══ Supplied data ══

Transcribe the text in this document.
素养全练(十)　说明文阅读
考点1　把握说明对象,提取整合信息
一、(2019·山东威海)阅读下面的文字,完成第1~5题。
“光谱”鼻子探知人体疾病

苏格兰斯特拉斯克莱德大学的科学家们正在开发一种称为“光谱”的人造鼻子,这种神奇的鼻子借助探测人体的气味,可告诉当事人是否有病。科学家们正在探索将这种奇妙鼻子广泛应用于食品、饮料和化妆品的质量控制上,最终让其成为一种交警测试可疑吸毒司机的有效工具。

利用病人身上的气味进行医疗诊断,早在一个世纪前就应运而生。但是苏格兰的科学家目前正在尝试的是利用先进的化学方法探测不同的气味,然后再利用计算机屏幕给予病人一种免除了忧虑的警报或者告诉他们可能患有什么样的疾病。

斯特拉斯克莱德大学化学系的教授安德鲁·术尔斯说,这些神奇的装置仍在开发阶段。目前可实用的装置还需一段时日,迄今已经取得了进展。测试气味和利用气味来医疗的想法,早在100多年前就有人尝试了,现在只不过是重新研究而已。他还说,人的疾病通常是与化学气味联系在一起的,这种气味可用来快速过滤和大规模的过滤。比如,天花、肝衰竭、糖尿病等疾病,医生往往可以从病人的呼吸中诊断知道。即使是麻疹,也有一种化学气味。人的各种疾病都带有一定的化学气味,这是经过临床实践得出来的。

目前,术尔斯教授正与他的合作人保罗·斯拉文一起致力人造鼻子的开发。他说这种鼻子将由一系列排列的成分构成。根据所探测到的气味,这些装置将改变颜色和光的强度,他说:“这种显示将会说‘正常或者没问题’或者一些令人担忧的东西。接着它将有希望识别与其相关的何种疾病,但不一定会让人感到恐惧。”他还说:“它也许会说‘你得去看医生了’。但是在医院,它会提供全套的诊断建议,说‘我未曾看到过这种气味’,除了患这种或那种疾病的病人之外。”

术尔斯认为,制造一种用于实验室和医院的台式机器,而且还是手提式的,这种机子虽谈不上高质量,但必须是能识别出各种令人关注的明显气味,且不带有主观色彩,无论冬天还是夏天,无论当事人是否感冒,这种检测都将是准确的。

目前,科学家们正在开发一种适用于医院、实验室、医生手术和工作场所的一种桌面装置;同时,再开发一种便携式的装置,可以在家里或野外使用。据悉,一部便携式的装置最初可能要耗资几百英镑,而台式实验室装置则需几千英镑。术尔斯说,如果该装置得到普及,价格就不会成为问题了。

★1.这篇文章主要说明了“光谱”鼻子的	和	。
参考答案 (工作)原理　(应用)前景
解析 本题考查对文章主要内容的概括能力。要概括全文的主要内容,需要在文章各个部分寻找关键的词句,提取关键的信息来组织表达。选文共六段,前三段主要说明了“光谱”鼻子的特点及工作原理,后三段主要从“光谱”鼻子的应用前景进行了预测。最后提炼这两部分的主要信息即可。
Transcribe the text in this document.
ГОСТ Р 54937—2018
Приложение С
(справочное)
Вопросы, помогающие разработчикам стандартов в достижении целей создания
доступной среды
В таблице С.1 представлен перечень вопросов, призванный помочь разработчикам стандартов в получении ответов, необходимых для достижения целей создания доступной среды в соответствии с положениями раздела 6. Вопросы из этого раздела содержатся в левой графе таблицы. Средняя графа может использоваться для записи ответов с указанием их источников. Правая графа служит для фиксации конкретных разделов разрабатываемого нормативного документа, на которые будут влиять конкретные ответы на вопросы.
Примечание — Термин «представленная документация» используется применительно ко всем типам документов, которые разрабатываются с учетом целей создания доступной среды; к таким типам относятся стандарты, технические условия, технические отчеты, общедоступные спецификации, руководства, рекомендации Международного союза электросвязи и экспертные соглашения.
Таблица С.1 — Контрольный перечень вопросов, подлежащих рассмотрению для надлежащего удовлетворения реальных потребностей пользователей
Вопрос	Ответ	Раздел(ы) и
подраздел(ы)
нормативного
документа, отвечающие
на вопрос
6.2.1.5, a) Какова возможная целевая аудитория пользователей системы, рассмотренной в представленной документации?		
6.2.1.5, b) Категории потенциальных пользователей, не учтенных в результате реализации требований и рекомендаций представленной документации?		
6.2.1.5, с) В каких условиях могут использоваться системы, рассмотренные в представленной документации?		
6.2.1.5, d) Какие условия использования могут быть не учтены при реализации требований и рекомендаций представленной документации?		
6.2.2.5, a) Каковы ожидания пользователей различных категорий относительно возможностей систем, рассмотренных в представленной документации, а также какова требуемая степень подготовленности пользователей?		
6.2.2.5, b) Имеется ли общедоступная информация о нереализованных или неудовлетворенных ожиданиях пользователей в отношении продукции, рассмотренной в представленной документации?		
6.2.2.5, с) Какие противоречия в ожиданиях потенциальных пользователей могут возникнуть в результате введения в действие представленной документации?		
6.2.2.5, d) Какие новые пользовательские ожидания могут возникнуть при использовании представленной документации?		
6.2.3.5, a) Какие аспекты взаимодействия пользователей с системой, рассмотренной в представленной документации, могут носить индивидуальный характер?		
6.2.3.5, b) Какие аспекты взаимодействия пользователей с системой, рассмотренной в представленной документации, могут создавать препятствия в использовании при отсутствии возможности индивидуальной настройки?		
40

═══

• **Stated goal**:
Collect the lines of the records that include the string "разработчикам".

• **Response to this exercise**:
Вопросы, помогающие разработчикам стандартов в достижении целей создания
В таблице С.1 представлен перечень вопросов, призванный помочь разработчикам стандартов в получении ответов, необходимых для достижения целей создания доступной среды в соответствии с положениями раздела 6. Вопросы из этого раздела содержатся в левой графе таблицы. Средняя графа может использоваться для записи ответов с указанием их источников. Правая графа служит для фиксации конкретных разделов разрабатываемого нормативного документа, на которые будут влиять конкретные ответы на вопросы.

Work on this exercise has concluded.